[INSTRUCTION]: Below are some records: retype them all exactly, but not the pictures.

[PROVIDED DATA]:
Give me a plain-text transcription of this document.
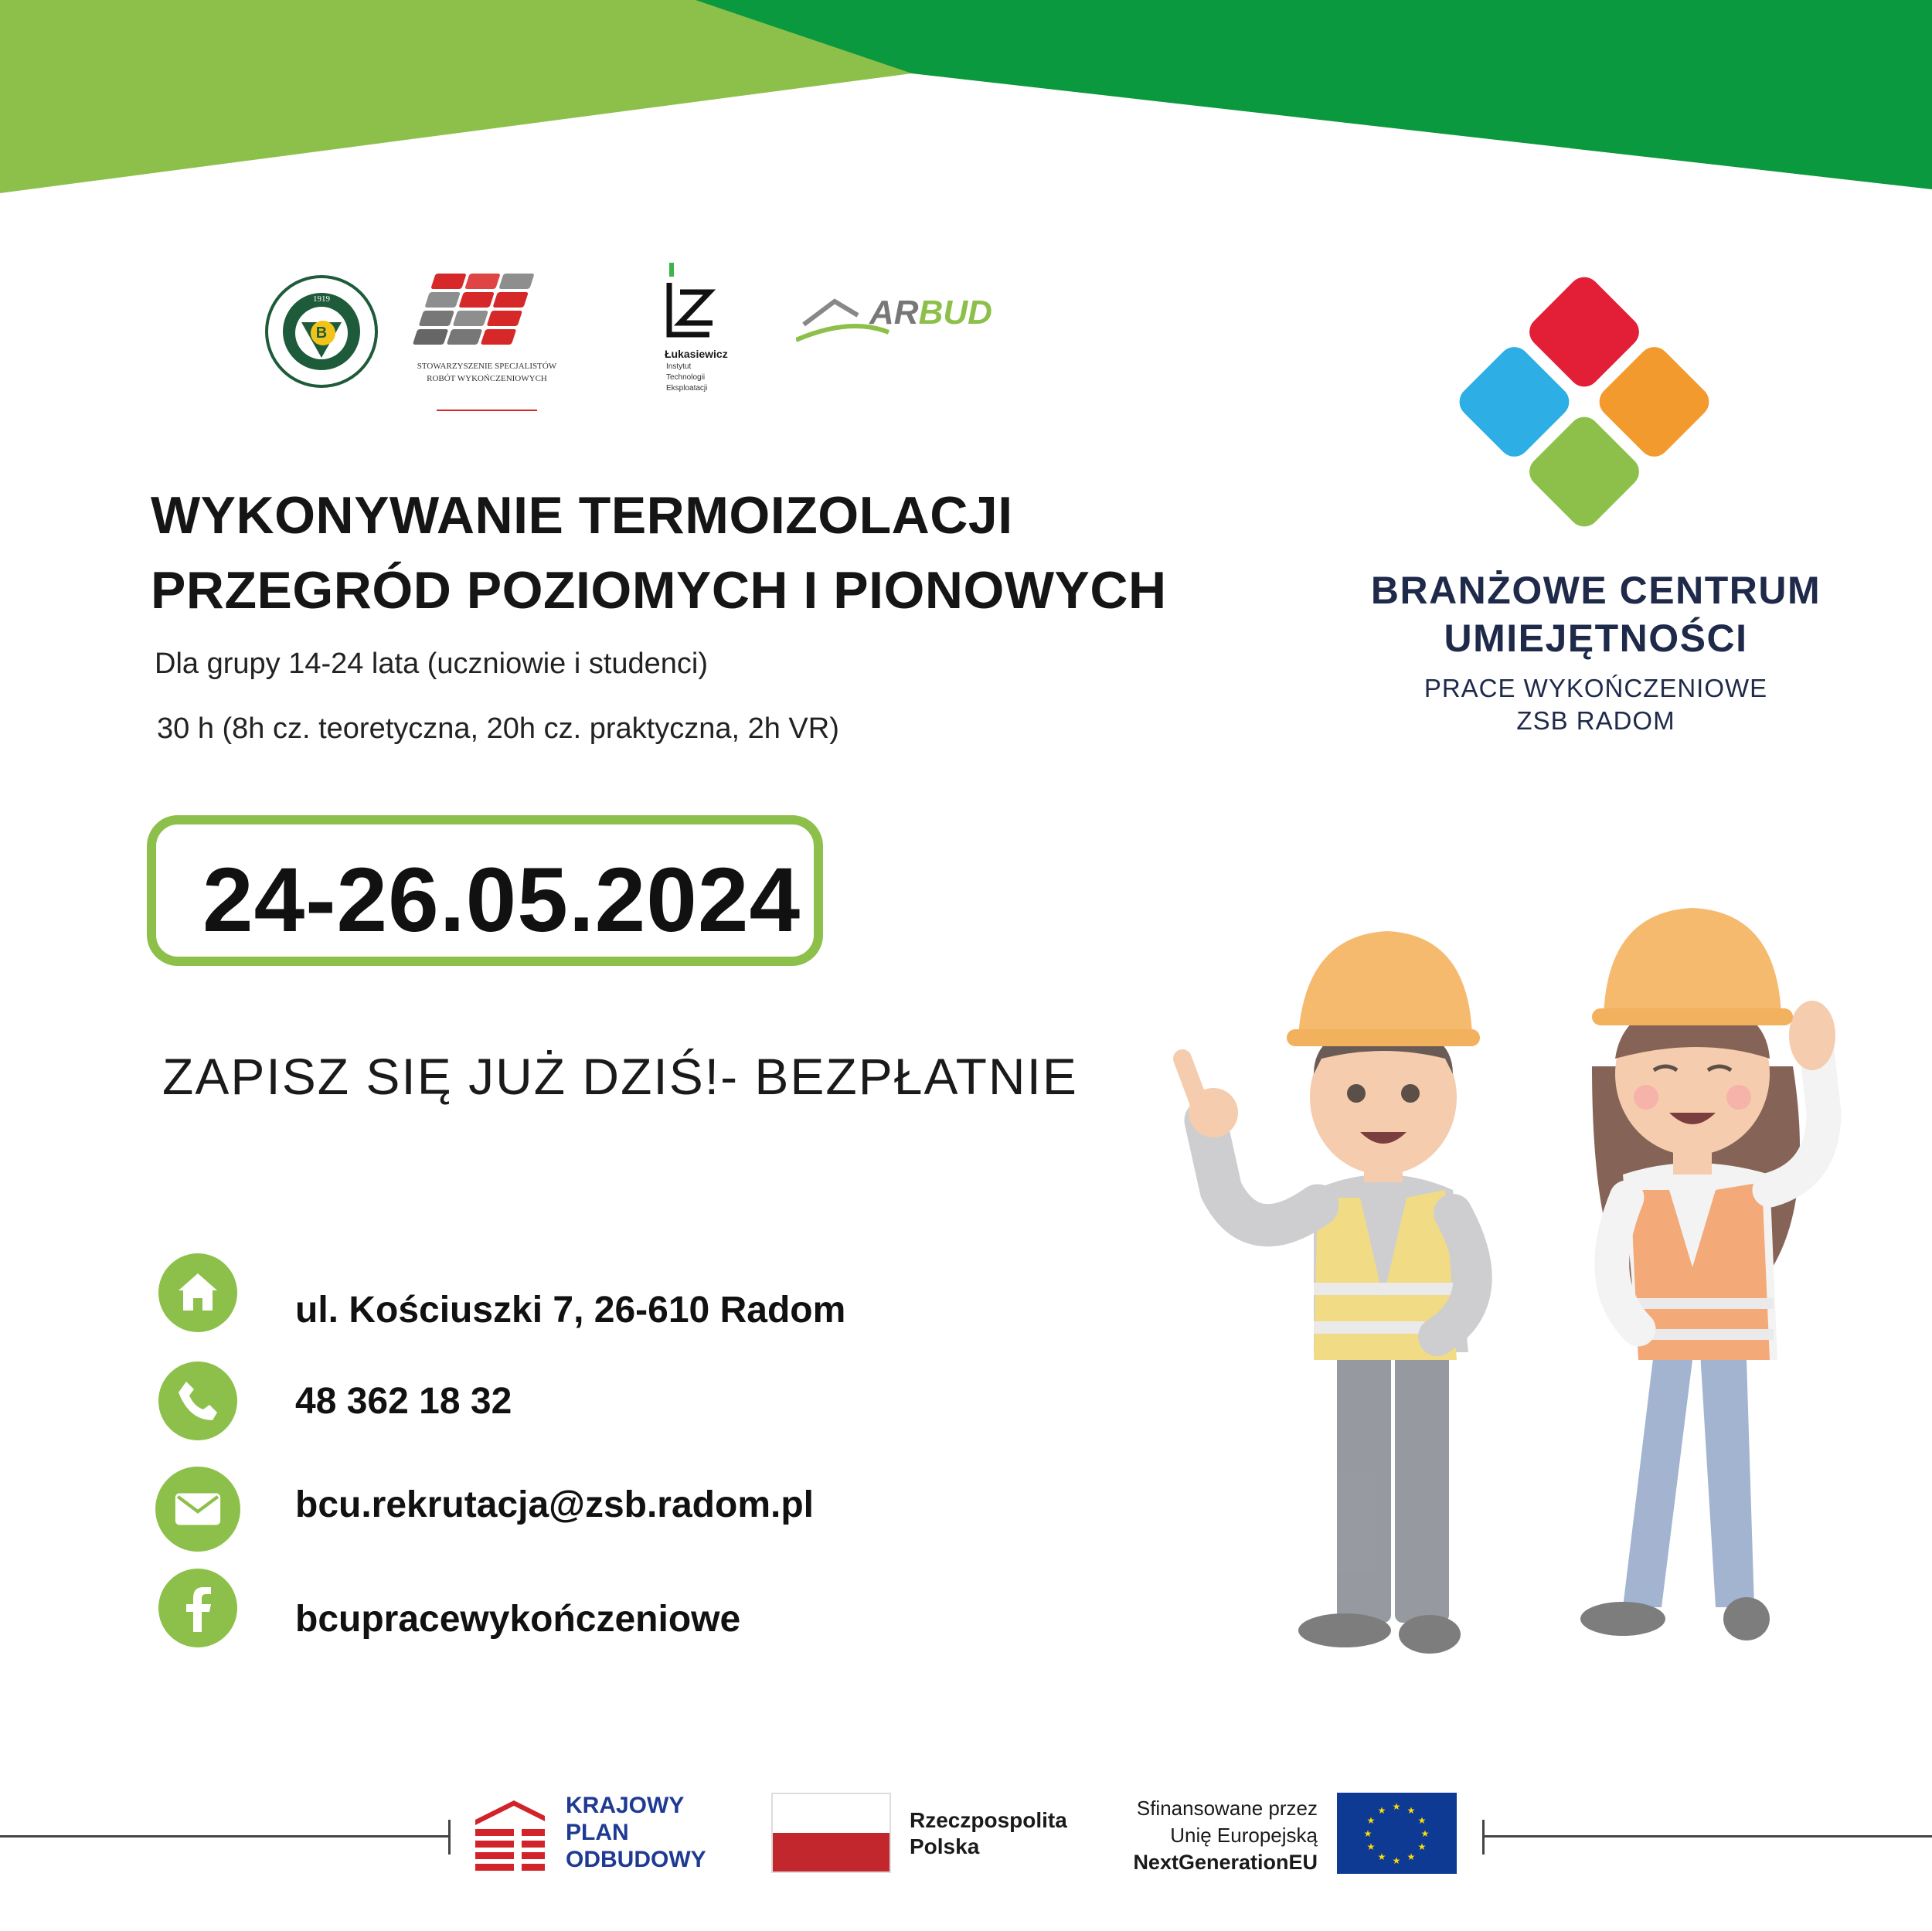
B
1919
STOWARZYSZENIE SPECJALISTÓW
ROBÓT WYKOŃCZENIOWYCH
Łukasiewicz
Instytut
Technologii
Eksploatacji
ARBUD
WYKONYWANIE TERMOIZOLACJI
PRZEGRÓD POZIOMYCH I PIONOWYCH
Dla grupy 14-24 lata (uczniowie i studenci)
30 h (8h cz. teoretyczna, 20h cz. praktyczna, 2h VR)
24-26.05.2024
ZAPISZ SIĘ JUŻ DZIŚ!- BEZPŁATNIE
ul. Kościuszki 7, 26-610 Radom
48 362 18 32
bcu.rekrutacja@zsb.radom.pl
bcupracewykończeniowe
BRANŻOWE CENTRUM
UMIEJĘTNOŚCI
PRACE WYKOŃCZENIOWE
ZSB RADOM
KRAJOWY
PLAN
ODBUDOWY
Rzeczpospolita
Polska
Sfinansowane przez
Unię Europejską
NextGenerationEU
★ ★
★
★
★
★
★
★
★
★
★
★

[SOLUTION BELOW]:
Give me a plain-text transcription of this document.
B
1919
STOWARZYSZENIE SPECJALISTÓW
ROBÓT WYKOŃCZENIOWYCH
Łukasiewicz
Instytut
Technologii
Eksploatacji
ARBUD
WYKONYWANIE TERMOIZOLACJI
PRZEGRÓD POZIOMYCH I PIONOWYCH
Dla grupy 14-24 lata (uczniowie i studenci)
30 h (8h cz. teoretyczna, 20h cz. praktyczna, 2h VR)
24-26.05.2024
ZAPISZ SIĘ JUŻ DZIŚ!- BEZPŁATNIE
ul. Kościuszki 7, 26-610 Radom
48 362 18 32
bcu.rekrutacja@zsb.radom.pl
bcupracewykończeniowe
BRANŻOWE CENTRUM
UMIEJĘTNOŚCI
PRACE WYKOŃCZENIOWE
ZSB RADOM
KRAJOWY
PLAN
ODBUDOWY
Rzeczpospolita
Polska
Sfinansowane przez
Unię Europejską
NextGenerationEU
★ ★
★
★
★
★
★
★
★
★
★
★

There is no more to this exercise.